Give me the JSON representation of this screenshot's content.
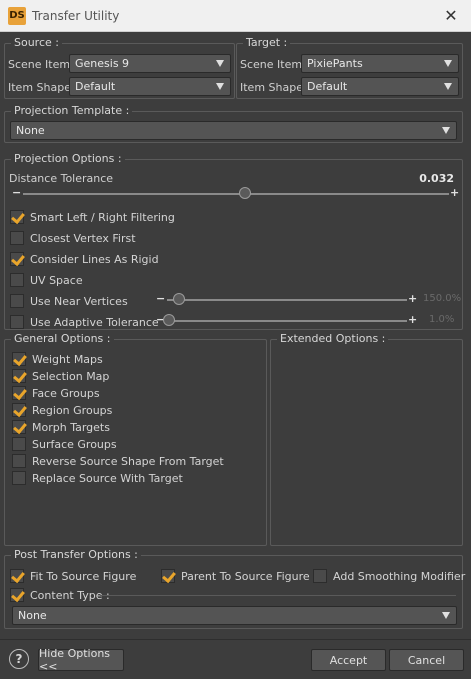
{
  "window": {
    "icon_text": "DS",
    "title": "Transfer Utility",
    "close_glyph": "✕"
  },
  "source": {
    "title": "Source :",
    "scene_item_label": "Scene Item :",
    "scene_item_value": "Genesis 9",
    "item_shape_label": "Item Shape :",
    "item_shape_value": "Default"
  },
  "target": {
    "title": "Target :",
    "scene_item_label": "Scene Item :",
    "scene_item_value": "PixiePants",
    "item_shape_label": "Item Shape :",
    "item_shape_value": "Default"
  },
  "projection_template": {
    "title": "Projection Template :",
    "value": "None"
  },
  "projection_options": {
    "title": "Projection Options :",
    "distance_tolerance_label": "Distance Tolerance",
    "distance_tolerance_value": "0.032",
    "distance_tolerance_fraction": 0.52,
    "minus": "−",
    "plus": "+",
    "checks": [
      {
        "label": "Smart Left / Right Filtering",
        "checked": true
      },
      {
        "label": "Closest Vertex First",
        "checked": false
      },
      {
        "label": "Consider Lines As Rigid",
        "checked": true
      },
      {
        "label": "UV Space",
        "checked": false
      },
      {
        "label": "Use Near Vertices",
        "checked": false
      },
      {
        "label": "Use Adaptive Tolerance",
        "checked": false
      }
    ],
    "near_vertices_value": "150.0%",
    "near_vertices_fraction": 0.05,
    "adaptive_tolerance_value": "1.0%",
    "adaptive_tolerance_fraction": 0.01
  },
  "general_options": {
    "title": "General Options :",
    "checks": [
      {
        "label": "Weight Maps",
        "checked": true
      },
      {
        "label": "Selection Map",
        "checked": true
      },
      {
        "label": "Face Groups",
        "checked": true
      },
      {
        "label": "Region Groups",
        "checked": true
      },
      {
        "label": "Morph Targets",
        "checked": true
      },
      {
        "label": "Surface Groups",
        "checked": false
      },
      {
        "label": "Reverse Source Shape From Target",
        "checked": false
      },
      {
        "label": "Replace Source With Target",
        "checked": false
      }
    ]
  },
  "extended_options": {
    "title": "Extended Options :"
  },
  "post_transfer": {
    "title": "Post Transfer Options :",
    "fit_to_source": {
      "label": "Fit To Source Figure",
      "checked": true
    },
    "parent_to_source": {
      "label": "Parent To Source Figure",
      "checked": true
    },
    "add_smoothing": {
      "label": "Add Smoothing Modifier",
      "checked": false
    },
    "content_type": {
      "label": "Content Type :",
      "checked": true,
      "value": "None"
    }
  },
  "footer": {
    "help_glyph": "?",
    "hide_options_label": "Hide Options <<",
    "accept_label": "Accept",
    "cancel_label": "Cancel"
  },
  "colors": {
    "check_accent": "#e9a52b",
    "background": "#3d3d3d"
  }
}
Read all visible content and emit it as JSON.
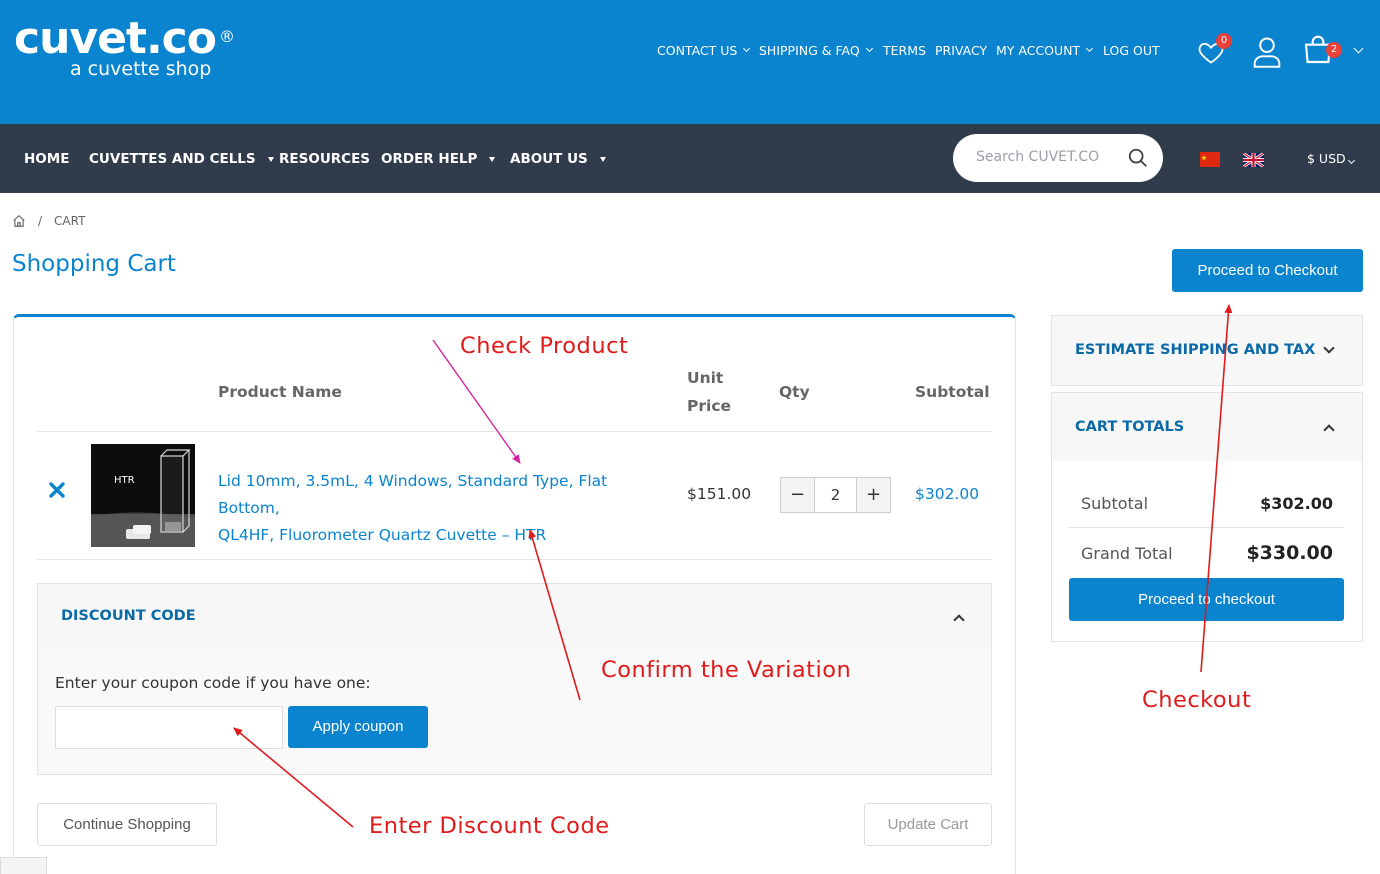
{
  "logo": {
    "main": "cuvet.co",
    "registered": "®",
    "tagline": "a cuvette shop"
  },
  "top_nav": [
    {
      "label": "CONTACT US",
      "has_dropdown": true
    },
    {
      "label": "SHIPPING & FAQ",
      "has_dropdown": true
    },
    {
      "label": "TERMS",
      "has_dropdown": false
    },
    {
      "label": "PRIVACY",
      "has_dropdown": false
    },
    {
      "label": "MY ACCOUNT",
      "has_dropdown": true
    },
    {
      "label": "LOG OUT",
      "has_dropdown": false
    }
  ],
  "header_icons": {
    "wishlist_icon": "heart-icon",
    "wishlist_count": "0",
    "account_icon": "user-icon",
    "cart_icon": "shopping-bag-icon",
    "cart_count": "2"
  },
  "main_nav": [
    {
      "label": "HOME",
      "has_dropdown": false
    },
    {
      "label": "CUVETTES AND CELLS",
      "has_dropdown": true
    },
    {
      "label": "RESOURCES",
      "has_dropdown": false
    },
    {
      "label": "ORDER HELP",
      "has_dropdown": true
    },
    {
      "label": "ABOUT US",
      "has_dropdown": true
    }
  ],
  "search": {
    "placeholder": "Search CUVET.CO",
    "icon": "search-icon"
  },
  "currency": "$ USD",
  "breadcrumb": {
    "home_icon": "home-icon",
    "separator": "/",
    "current": "CART"
  },
  "page_title": "Shopping Cart",
  "proceed_top_label": "Proceed to Checkout",
  "cart_table": {
    "headers": {
      "product": "Product Name",
      "unit_price_1": "Unit",
      "unit_price_2": "Price",
      "qty": "Qty",
      "subtotal": "Subtotal"
    },
    "items": [
      {
        "thumbnail_label": "HTR",
        "name_line1": "Lid 10mm, 3.5mL, 4 Windows, Standard Type, Flat Bottom,",
        "name_line2": "QL4HF, Fluorometer Quartz Cuvette – HTR",
        "unit_price": "$151.00",
        "qty": "2",
        "subtotal": "$302.00"
      }
    ],
    "qty_minus": "−",
    "qty_plus": "+",
    "remove_icon": "close-icon"
  },
  "discount": {
    "heading": "DISCOUNT CODE",
    "prompt": "Enter your coupon code if you have one:",
    "input_value": "",
    "apply_label": "Apply coupon"
  },
  "actions": {
    "continue_label": "Continue Shopping",
    "update_label": "Update Cart"
  },
  "sidebar": {
    "estimate_heading": "ESTIMATE SHIPPING AND TAX",
    "totals_heading": "CART TOTALS",
    "subtotal_label": "Subtotal",
    "subtotal_value": "$302.00",
    "grand_total_label": "Grand Total",
    "grand_total_value": "$330.00",
    "checkout_label": "Proceed to checkout"
  },
  "annotations": {
    "check_product": "Check Product",
    "confirm_variation": "Confirm the Variation",
    "enter_discount": "Enter Discount Code",
    "checkout": "Checkout",
    "arrow_color_primary": "#e01b1b",
    "arrow_color_secondary": "#d6249f"
  },
  "colors": {
    "brand_blue": "#0a84cf",
    "nav_dark": "#303c4b",
    "badge_red": "#e8413a"
  }
}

#####

• Aim of the task: Restate each line above exactly, keeping pictures out.

• Task result:
Give me the JSON representation of this screenshot's content.
{
  "window": {
    "icon_text": "DS",
    "title": "Transfer Utility",
    "close_glyph": "✕"
  },
  "source": {
    "title": "Source :",
    "scene_item_label": "Scene Item :",
    "scene_item_value": "Genesis 9",
    "item_shape_label": "Item Shape :",
    "item_shape_value": "Default"
  },
  "target": {
    "title": "Target :",
    "scene_item_label": "Scene Item :",
    "scene_item_value": "PixiePants",
    "item_shape_label": "Item Shape :",
    "item_shape_value": "Default"
  },
  "projection_template": {
    "title": "Projection Template :",
    "value": "None"
  },
  "projection_options": {
    "title": "Projection Options :",
    "distance_tolerance_label": "Distance Tolerance",
    "distance_tolerance_value": "0.032",
    "distance_tolerance_fraction": 0.52,
    "minus": "−",
    "plus": "+",
    "checks": [
      {
        "label": "Smart Left / Right Filtering",
        "checked": true
      },
      {
        "label": "Closest Vertex First",
        "checked": false
      },
      {
        "label": "Consider Lines As Rigid",
        "checked": true
      },
      {
        "label": "UV Space",
        "checked": false
      },
      {
        "label": "Use Near Vertices",
        "checked": false
      },
      {
        "label": "Use Adaptive Tolerance",
        "checked": false
      }
    ],
    "near_vertices_value": "150.0%",
    "near_vertices_fraction": 0.05,
    "adaptive_tolerance_value": "1.0%",
    "adaptive_tolerance_fraction": 0.01
  },
  "general_options": {
    "title": "General Options :",
    "checks": [
      {
        "label": "Weight Maps",
        "checked": true
      },
      {
        "label": "Selection Map",
        "checked": true
      },
      {
        "label": "Face Groups",
        "checked": true
      },
      {
        "label": "Region Groups",
        "checked": true
      },
      {
        "label": "Morph Targets",
        "checked": true
      },
      {
        "label": "Surface Groups",
        "checked": false
      },
      {
        "label": "Reverse Source Shape From Target",
        "checked": false
      },
      {
        "label": "Replace Source With Target",
        "checked": false
      }
    ]
  },
  "extended_options": {
    "title": "Extended Options :"
  },
  "post_transfer": {
    "title": "Post Transfer Options :",
    "fit_to_source": {
      "label": "Fit To Source Figure",
      "checked": true
    },
    "parent_to_source": {
      "label": "Parent To Source Figure",
      "checked": true
    },
    "add_smoothing": {
      "label": "Add Smoothing Modifier",
      "checked": false
    },
    "content_type": {
      "label": "Content Type :",
      "checked": true,
      "value": "None"
    }
  },
  "footer": {
    "help_glyph": "?",
    "hide_options_label": "Hide Options <<",
    "accept_label": "Accept",
    "cancel_label": "Cancel"
  },
  "colors": {
    "check_accent": "#e9a52b",
    "background": "#3d3d3d"
  }
}
Read all visible content and emit it as JSON.
{
  "logo": {
    "main": "cuvet.co",
    "registered": "®",
    "tagline": "a cuvette shop"
  },
  "top_nav": [
    {
      "label": "CONTACT US",
      "has_dropdown": true
    },
    {
      "label": "SHIPPING & FAQ",
      "has_dropdown": true
    },
    {
      "label": "TERMS",
      "has_dropdown": false
    },
    {
      "label": "PRIVACY",
      "has_dropdown": false
    },
    {
      "label": "MY ACCOUNT",
      "has_dropdown": true
    },
    {
      "label": "LOG OUT",
      "has_dropdown": false
    }
  ],
  "header_icons": {
    "wishlist_icon": "heart-icon",
    "wishlist_count": "0",
    "account_icon": "user-icon",
    "cart_icon": "shopping-bag-icon",
    "cart_count": "2"
  },
  "main_nav": [
    {
      "label": "HOME",
      "has_dropdown": false
    },
    {
      "label": "CUVETTES AND CELLS",
      "has_dropdown": true
    },
    {
      "label": "RESOURCES",
      "has_dropdown": false
    },
    {
      "label": "ORDER HELP",
      "has_dropdown": true
    },
    {
      "label": "ABOUT US",
      "has_dropdown": true
    }
  ],
  "search": {
    "placeholder": "Search CUVET.CO",
    "icon": "search-icon"
  },
  "currency": "$ USD",
  "breadcrumb": {
    "home_icon": "home-icon",
    "separator": "/",
    "current": "CART"
  },
  "page_title": "Shopping Cart",
  "proceed_top_label": "Proceed to Checkout",
  "cart_table": {
    "headers": {
      "product": "Product Name",
      "unit_price_1": "Unit",
      "unit_price_2": "Price",
      "qty": "Qty",
      "subtotal": "Subtotal"
    },
    "items": [
      {
        "thumbnail_label": "HTR",
        "name_line1": "Lid 10mm, 3.5mL, 4 Windows, Standard Type, Flat Bottom,",
        "name_line2": "QL4HF, Fluorometer Quartz Cuvette – HTR",
        "unit_price": "$151.00",
        "qty": "2",
        "subtotal": "$302.00"
      }
    ],
    "qty_minus": "−",
    "qty_plus": "+",
    "remove_icon": "close-icon"
  },
  "discount": {
    "heading": "DISCOUNT CODE",
    "prompt": "Enter your coupon code if you have one:",
    "input_value": "",
    "apply_label": "Apply coupon"
  },
  "actions": {
    "continue_label": "Continue Shopping",
    "update_label": "Update Cart"
  },
  "sidebar": {
    "estimate_heading": "ESTIMATE SHIPPING AND TAX",
    "totals_heading": "CART TOTALS",
    "subtotal_label": "Subtotal",
    "subtotal_value": "$302.00",
    "grand_total_label": "Grand Total",
    "grand_total_value": "$330.00",
    "checkout_label": "Proceed to checkout"
  },
  "annotations": {
    "check_product": "Check Product",
    "confirm_variation": "Confirm the Variation",
    "enter_discount": "Enter Discount Code",
    "checkout": "Checkout",
    "arrow_color_primary": "#e01b1b",
    "arrow_color_secondary": "#d6249f"
  },
  "colors": {
    "brand_blue": "#0a84cf",
    "nav_dark": "#303c4b",
    "badge_red": "#e8413a"
  }
}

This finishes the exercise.